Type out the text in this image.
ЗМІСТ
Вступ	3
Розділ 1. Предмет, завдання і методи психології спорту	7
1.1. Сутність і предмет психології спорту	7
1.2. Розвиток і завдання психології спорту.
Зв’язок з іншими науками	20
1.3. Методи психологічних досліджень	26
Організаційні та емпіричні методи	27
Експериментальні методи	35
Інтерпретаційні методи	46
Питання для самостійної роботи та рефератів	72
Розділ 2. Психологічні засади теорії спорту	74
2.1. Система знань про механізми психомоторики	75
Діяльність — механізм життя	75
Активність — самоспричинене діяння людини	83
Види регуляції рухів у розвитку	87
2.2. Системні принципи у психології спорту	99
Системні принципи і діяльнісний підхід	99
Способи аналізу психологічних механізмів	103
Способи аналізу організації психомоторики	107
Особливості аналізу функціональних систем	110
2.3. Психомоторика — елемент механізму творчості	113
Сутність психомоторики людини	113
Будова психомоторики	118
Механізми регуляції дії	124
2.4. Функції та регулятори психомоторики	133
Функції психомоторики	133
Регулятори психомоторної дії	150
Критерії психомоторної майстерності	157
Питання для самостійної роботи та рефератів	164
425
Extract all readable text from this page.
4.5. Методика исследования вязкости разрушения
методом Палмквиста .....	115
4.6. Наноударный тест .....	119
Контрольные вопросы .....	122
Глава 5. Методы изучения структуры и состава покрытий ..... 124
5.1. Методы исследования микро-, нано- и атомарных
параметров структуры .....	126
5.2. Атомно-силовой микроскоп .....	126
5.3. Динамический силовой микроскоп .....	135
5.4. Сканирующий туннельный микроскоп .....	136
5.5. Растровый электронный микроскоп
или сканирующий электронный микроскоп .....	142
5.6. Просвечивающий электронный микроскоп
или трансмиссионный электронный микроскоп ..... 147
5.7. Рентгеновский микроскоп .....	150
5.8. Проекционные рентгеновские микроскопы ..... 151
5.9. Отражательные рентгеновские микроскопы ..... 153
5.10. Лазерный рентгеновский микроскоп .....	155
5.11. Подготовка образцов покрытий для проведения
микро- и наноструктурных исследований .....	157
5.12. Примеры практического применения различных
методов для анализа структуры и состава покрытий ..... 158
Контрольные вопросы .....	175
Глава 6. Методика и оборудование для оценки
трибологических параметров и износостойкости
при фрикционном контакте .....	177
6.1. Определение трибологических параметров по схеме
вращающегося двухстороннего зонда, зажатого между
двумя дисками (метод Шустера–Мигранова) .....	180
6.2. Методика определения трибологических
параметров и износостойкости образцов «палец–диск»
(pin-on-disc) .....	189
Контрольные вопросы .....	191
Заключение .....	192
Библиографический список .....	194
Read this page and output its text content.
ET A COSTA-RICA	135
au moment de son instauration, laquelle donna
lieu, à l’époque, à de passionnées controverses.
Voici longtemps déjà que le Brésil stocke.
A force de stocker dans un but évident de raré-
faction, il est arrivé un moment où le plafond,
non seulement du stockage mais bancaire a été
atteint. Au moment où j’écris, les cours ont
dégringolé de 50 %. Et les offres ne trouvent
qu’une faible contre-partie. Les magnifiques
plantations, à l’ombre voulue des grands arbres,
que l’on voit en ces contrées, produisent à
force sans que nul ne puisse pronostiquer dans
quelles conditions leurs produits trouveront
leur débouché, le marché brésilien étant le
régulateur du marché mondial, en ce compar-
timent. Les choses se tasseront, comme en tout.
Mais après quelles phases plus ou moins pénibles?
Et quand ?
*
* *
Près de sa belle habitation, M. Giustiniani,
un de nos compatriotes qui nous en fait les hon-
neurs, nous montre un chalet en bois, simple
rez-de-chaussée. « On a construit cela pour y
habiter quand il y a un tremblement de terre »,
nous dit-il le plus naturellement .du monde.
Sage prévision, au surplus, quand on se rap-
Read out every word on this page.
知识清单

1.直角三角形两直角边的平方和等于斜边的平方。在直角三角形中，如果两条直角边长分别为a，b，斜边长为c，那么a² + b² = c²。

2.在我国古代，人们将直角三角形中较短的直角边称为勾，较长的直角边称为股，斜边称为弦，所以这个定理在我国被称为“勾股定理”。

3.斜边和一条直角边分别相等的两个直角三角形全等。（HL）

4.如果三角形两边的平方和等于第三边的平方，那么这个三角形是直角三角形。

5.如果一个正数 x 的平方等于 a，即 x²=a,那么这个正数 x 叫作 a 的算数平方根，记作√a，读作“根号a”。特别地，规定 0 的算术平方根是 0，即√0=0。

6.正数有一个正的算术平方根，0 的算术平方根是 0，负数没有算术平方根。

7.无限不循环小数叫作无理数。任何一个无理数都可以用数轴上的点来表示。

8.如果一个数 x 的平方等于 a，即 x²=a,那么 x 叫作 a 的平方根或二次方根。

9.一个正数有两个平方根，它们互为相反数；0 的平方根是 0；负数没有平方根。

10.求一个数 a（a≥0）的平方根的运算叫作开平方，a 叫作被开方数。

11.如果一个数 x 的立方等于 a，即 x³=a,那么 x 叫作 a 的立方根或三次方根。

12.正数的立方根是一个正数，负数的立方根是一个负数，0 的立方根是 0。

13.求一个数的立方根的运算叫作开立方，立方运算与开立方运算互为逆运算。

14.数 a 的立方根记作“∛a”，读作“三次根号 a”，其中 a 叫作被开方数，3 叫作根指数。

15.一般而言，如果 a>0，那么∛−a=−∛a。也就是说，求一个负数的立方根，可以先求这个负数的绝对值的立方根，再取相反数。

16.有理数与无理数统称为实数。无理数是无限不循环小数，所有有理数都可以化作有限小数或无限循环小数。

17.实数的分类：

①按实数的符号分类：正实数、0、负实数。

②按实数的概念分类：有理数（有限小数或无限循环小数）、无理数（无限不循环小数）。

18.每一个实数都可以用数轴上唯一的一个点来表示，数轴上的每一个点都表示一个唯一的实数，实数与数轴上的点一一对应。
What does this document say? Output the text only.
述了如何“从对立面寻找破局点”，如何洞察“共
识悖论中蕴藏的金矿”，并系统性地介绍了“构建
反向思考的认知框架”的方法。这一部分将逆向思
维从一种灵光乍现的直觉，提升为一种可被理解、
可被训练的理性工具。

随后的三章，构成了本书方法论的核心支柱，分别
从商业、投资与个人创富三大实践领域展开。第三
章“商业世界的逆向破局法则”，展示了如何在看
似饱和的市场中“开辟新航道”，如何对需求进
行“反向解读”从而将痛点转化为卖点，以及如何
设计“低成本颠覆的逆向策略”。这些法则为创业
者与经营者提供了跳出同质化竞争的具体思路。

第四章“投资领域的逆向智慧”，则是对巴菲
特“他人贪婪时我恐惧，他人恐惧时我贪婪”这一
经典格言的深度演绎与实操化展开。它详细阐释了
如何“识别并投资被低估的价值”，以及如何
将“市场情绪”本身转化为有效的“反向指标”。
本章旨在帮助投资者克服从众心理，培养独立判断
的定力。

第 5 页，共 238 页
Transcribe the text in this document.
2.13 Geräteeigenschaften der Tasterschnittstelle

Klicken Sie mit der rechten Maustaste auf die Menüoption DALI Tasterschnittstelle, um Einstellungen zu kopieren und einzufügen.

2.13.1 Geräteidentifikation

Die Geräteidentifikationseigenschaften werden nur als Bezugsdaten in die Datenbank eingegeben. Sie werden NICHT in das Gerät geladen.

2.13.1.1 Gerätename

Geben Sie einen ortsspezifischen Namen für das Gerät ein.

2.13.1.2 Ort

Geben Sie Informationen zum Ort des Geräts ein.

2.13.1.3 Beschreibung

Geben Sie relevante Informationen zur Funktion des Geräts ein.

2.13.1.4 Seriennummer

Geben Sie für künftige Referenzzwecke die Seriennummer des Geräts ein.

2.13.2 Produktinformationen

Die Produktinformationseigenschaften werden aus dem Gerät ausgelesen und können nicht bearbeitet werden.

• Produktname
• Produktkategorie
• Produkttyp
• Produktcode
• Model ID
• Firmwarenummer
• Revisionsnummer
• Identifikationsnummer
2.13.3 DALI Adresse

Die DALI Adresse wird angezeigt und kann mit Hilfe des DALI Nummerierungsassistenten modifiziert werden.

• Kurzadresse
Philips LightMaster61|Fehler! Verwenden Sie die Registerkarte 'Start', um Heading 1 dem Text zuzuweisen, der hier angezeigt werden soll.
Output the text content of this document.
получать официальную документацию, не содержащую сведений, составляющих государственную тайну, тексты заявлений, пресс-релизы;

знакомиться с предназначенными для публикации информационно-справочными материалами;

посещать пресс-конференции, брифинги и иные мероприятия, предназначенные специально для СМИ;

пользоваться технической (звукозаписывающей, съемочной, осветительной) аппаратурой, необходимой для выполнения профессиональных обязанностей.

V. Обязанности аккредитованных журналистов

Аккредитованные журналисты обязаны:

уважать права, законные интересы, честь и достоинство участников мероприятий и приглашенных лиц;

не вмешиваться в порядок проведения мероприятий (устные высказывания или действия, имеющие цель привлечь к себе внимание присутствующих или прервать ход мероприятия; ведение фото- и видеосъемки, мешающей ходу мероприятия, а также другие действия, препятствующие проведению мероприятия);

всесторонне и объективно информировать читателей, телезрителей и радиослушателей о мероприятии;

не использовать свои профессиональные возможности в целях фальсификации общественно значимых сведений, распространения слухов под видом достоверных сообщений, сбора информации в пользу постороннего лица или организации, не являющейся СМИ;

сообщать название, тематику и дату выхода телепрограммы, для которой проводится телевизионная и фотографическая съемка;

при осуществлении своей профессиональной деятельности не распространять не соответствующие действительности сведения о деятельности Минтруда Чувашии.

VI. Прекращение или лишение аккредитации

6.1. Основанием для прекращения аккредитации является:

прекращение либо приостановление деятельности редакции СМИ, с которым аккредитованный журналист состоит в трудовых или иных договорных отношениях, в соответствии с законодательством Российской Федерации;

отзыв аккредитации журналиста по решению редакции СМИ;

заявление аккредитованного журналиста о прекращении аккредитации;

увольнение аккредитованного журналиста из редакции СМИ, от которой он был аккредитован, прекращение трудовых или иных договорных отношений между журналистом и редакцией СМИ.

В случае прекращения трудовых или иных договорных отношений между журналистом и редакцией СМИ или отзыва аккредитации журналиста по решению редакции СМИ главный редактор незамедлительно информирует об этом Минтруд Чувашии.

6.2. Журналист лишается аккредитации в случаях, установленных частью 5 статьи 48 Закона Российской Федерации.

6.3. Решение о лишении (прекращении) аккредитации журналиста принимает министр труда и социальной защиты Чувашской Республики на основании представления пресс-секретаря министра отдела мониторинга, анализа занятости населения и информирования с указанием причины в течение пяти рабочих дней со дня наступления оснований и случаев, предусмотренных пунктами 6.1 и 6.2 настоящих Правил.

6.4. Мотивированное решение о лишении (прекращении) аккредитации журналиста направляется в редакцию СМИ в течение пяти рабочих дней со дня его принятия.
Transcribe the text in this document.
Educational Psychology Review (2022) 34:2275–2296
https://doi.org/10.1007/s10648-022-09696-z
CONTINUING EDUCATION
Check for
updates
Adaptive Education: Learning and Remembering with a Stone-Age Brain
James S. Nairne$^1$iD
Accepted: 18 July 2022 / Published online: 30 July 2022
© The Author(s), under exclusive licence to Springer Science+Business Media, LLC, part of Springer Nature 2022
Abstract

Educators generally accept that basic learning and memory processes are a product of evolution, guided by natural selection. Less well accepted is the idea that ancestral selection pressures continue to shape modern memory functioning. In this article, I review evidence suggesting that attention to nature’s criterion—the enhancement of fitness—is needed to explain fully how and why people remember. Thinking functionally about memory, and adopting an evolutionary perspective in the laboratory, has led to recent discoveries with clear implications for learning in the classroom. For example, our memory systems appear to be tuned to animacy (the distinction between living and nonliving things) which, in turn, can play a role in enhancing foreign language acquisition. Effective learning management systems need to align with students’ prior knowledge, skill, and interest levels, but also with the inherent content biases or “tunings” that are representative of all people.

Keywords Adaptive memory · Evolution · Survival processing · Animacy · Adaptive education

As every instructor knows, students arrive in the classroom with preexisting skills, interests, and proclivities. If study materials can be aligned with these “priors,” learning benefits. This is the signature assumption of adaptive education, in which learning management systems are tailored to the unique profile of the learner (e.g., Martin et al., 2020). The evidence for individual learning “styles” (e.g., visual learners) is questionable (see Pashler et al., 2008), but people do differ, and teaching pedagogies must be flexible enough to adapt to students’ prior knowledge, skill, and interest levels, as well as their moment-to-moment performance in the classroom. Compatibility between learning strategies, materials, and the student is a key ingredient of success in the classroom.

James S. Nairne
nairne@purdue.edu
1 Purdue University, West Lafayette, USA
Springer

» SHORT PROBLEM: Your task is to collect every line above that contains the word "дней".

» OUTPUT OF THE EXERCISE:
6.3. Решение о лишении (прекращении) аккредитации журналиста принимает министр труда и социальной защиты Чувашской Республики на основании представления пресс-секретаря министра отдела мониторинга, анализа занятости населения и информирования с указанием причины в течение пяти рабочих дней со дня наступления оснований и случаев, предусмотренных пунктами 6.1 и 6.2 настоящих Правил.
6.4. Мотивированное решение о лишении (прекращении) аккредитации журналиста направляется в редакцию СМИ в течение пяти рабочих дней со дня его принятия.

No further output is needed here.